**TASK TO CARRY OUT:**
Work out the number of lines with "name" in them. Reply with that number and no other words.
──────
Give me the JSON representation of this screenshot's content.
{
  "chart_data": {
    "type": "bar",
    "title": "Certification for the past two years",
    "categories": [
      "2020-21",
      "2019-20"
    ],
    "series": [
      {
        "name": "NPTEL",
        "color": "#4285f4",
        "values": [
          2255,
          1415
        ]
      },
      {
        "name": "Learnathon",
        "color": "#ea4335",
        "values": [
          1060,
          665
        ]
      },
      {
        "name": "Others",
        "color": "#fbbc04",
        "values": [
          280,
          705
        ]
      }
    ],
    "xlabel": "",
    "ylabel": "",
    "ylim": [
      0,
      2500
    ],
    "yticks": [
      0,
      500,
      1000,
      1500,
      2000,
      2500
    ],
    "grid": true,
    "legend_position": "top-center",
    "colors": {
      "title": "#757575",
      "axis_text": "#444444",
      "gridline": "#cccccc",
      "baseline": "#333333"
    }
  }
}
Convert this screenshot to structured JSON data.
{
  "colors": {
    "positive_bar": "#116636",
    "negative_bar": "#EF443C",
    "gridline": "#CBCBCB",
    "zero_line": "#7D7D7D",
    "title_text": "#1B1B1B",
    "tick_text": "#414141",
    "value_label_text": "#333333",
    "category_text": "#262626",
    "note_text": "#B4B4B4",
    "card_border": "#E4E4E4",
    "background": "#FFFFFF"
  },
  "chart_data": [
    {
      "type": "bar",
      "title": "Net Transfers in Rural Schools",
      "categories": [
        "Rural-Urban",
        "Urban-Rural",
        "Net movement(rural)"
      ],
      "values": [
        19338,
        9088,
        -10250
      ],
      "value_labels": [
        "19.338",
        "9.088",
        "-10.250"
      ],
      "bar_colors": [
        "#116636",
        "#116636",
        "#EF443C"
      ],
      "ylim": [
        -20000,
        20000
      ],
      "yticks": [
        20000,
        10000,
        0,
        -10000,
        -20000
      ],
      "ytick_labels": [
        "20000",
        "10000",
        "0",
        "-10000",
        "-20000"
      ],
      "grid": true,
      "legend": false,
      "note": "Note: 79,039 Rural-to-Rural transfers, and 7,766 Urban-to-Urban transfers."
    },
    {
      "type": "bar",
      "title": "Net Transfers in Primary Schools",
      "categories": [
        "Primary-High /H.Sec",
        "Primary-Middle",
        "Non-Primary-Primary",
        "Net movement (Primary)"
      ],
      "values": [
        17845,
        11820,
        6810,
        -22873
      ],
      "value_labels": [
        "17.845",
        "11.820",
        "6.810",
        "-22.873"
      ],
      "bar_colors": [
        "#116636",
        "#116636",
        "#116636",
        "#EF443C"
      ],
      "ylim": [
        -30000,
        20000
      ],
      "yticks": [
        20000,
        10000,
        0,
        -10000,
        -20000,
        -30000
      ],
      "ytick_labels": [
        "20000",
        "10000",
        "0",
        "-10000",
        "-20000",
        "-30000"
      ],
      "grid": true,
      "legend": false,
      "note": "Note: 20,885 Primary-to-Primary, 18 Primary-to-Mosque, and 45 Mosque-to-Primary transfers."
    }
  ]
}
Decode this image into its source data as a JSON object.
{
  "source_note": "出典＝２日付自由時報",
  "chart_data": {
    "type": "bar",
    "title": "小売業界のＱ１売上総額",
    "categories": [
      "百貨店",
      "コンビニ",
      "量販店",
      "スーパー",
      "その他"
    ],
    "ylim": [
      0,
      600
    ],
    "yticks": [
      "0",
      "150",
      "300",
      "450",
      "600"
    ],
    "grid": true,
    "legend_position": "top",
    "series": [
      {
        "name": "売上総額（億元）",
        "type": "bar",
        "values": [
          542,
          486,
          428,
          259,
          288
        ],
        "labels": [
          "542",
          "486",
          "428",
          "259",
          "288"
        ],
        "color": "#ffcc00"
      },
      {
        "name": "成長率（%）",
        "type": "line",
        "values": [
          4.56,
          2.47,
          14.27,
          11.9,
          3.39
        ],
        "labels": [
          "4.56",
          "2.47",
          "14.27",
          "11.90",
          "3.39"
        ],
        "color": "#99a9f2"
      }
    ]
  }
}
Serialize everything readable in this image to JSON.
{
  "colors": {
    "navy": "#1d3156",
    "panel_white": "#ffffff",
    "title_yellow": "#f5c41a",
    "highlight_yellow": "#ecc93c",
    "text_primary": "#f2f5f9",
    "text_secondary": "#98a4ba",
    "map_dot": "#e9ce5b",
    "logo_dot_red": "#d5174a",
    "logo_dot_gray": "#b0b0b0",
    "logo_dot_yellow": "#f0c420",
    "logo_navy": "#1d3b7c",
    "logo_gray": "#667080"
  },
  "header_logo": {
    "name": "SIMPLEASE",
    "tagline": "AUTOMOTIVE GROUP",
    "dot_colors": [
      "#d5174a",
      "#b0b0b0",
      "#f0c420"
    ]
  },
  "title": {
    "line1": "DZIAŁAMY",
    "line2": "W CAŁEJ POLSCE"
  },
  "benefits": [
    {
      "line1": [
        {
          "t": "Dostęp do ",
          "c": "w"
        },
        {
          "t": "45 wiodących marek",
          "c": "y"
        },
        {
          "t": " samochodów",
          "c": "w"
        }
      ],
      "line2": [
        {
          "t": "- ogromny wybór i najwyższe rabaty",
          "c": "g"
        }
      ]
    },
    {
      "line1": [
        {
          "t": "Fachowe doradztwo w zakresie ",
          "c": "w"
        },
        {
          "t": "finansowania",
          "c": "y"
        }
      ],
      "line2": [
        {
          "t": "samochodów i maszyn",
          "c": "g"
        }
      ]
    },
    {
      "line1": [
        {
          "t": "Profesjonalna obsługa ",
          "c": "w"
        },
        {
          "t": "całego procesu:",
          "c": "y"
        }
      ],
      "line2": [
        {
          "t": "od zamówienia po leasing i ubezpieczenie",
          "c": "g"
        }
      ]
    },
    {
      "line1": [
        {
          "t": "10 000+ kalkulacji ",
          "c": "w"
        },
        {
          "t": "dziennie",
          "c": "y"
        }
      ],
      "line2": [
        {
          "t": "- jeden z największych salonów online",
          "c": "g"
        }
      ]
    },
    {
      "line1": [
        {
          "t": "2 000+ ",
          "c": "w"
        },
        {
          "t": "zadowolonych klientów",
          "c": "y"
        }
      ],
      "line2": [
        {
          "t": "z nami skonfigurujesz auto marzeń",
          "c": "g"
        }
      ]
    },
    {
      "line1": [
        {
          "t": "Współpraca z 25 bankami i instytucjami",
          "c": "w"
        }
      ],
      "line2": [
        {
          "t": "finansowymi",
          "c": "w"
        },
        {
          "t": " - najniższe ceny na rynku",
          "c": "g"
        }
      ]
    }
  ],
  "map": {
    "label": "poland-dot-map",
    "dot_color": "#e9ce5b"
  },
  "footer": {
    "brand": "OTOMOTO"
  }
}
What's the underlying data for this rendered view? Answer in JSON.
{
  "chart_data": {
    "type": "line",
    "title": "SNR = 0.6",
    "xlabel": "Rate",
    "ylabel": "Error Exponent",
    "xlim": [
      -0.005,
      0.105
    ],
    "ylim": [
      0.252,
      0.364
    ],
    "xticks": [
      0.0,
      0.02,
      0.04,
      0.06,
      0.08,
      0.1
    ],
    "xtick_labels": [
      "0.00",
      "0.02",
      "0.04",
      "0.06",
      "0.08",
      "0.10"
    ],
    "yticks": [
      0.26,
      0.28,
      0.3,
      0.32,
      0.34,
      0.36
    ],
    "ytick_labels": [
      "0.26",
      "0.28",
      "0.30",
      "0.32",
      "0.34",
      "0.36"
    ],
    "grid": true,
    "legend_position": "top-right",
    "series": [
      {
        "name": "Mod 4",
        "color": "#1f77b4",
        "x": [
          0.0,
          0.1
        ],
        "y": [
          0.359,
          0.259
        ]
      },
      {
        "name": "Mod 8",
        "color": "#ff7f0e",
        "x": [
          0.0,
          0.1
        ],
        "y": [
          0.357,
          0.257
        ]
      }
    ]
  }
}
──────
**THE SOLUTION:**
8